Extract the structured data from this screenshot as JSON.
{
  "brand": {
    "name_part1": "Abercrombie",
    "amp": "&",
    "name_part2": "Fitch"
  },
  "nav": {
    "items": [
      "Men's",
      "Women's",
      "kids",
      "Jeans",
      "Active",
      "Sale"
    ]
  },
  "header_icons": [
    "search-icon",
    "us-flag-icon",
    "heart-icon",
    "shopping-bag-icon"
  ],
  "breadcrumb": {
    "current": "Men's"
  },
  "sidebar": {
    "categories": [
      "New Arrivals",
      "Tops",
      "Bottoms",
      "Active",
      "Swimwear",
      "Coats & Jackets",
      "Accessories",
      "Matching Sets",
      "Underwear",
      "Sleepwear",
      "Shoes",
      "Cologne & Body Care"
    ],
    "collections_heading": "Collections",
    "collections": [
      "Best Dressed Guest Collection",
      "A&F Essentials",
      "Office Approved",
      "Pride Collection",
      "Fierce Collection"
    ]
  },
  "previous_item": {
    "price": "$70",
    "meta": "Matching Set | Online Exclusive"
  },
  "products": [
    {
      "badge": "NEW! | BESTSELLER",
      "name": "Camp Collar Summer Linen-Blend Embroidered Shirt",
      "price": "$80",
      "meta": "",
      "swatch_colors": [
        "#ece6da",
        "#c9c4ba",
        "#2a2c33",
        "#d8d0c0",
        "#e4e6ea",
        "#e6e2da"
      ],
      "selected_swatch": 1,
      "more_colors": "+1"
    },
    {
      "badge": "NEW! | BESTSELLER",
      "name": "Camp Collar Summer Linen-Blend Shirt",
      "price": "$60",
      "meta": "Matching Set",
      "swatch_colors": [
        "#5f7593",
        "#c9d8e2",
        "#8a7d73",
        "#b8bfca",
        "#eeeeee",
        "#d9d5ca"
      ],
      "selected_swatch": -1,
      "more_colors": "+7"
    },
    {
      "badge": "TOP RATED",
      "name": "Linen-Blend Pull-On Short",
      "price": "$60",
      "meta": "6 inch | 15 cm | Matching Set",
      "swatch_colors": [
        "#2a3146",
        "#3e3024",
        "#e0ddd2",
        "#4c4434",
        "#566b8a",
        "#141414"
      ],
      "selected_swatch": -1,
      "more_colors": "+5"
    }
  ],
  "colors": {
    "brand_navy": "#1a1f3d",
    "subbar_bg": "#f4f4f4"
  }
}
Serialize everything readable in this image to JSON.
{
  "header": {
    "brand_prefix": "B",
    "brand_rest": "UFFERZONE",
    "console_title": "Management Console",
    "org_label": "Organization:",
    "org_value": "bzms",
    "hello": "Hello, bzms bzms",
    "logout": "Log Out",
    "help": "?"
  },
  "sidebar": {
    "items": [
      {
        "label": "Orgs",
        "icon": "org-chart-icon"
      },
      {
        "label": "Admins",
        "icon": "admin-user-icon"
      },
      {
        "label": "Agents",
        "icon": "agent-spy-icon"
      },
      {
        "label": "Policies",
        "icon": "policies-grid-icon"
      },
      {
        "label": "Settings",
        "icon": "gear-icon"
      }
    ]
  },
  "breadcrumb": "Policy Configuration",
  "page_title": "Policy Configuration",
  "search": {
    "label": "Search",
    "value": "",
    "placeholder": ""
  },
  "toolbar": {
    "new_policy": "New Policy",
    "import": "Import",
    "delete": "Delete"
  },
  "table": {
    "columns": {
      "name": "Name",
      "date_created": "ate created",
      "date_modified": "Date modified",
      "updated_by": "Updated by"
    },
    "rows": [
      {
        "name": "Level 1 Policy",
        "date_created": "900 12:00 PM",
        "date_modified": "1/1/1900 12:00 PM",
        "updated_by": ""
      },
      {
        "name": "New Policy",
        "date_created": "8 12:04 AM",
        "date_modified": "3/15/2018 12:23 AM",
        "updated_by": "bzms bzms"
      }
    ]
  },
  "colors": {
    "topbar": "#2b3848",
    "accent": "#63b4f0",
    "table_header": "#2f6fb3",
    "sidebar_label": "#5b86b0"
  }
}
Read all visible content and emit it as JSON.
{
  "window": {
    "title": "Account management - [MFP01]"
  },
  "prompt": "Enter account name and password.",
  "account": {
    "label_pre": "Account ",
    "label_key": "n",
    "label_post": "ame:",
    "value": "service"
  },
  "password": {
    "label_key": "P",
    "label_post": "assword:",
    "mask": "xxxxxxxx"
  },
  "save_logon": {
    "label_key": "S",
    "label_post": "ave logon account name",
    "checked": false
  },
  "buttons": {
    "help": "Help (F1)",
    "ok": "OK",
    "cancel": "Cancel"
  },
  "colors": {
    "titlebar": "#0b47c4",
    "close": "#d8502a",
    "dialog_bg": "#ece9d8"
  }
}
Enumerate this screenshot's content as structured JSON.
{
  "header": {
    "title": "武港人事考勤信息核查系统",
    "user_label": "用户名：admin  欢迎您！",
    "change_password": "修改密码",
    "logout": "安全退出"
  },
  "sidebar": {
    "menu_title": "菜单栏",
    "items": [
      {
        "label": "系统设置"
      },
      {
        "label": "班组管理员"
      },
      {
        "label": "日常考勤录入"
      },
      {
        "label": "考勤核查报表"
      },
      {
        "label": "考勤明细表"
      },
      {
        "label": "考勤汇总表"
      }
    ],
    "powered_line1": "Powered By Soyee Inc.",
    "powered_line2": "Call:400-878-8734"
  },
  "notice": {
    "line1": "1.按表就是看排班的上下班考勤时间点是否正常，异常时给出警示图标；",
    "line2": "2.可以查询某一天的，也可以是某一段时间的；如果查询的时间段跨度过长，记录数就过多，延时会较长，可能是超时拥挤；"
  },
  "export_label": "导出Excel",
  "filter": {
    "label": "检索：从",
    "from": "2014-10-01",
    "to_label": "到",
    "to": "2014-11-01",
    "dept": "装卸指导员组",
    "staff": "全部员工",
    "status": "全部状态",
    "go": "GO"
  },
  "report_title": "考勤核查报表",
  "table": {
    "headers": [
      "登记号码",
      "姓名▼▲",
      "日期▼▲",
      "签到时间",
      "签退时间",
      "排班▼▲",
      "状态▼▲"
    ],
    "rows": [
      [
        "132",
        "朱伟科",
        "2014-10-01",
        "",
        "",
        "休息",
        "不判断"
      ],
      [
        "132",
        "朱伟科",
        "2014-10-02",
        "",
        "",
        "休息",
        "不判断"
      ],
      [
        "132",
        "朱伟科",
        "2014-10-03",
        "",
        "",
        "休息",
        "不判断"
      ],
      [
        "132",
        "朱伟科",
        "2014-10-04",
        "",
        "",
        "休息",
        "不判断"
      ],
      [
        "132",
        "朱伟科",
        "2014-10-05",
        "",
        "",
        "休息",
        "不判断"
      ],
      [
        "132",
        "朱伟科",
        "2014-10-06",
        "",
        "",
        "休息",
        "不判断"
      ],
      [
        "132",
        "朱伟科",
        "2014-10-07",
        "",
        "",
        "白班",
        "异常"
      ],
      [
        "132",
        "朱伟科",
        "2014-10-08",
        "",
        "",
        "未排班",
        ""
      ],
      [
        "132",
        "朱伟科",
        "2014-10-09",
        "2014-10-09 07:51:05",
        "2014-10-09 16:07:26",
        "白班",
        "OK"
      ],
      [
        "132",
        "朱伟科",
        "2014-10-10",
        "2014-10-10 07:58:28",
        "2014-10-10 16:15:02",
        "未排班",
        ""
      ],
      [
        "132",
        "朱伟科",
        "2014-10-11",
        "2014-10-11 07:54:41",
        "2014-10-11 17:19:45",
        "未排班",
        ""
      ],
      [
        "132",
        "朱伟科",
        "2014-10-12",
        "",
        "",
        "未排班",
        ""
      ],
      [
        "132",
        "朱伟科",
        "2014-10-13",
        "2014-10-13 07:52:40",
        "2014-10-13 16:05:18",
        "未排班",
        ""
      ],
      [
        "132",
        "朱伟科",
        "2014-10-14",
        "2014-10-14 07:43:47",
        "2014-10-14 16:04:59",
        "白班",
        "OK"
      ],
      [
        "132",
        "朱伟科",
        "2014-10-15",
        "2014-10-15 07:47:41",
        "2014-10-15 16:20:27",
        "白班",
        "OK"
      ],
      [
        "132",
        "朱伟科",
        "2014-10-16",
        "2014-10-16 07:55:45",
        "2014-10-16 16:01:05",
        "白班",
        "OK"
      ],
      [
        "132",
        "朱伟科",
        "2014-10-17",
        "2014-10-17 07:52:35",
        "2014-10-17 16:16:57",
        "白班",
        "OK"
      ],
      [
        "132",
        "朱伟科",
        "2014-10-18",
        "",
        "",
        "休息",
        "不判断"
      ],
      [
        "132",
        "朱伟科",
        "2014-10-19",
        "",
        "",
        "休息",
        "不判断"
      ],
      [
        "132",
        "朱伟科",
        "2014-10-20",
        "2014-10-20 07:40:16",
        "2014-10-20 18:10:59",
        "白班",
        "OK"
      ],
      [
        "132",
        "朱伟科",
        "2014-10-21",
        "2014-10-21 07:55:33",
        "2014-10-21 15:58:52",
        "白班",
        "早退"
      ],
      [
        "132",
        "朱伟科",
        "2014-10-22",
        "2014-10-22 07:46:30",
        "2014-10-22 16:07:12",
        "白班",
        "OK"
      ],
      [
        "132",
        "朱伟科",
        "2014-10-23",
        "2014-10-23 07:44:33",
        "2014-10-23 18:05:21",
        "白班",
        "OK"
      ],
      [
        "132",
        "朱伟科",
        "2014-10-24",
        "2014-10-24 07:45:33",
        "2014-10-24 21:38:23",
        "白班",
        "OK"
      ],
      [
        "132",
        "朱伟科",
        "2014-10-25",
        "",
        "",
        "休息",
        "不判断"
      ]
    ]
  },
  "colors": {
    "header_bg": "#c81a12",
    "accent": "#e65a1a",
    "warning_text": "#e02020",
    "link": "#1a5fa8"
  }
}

========

* Work to do: Sift through the entries and copy every line with "breadcrumb".

* Solution to this exercise:
  "breadcrumb": {
  "breadcrumb": "Policy Configuration",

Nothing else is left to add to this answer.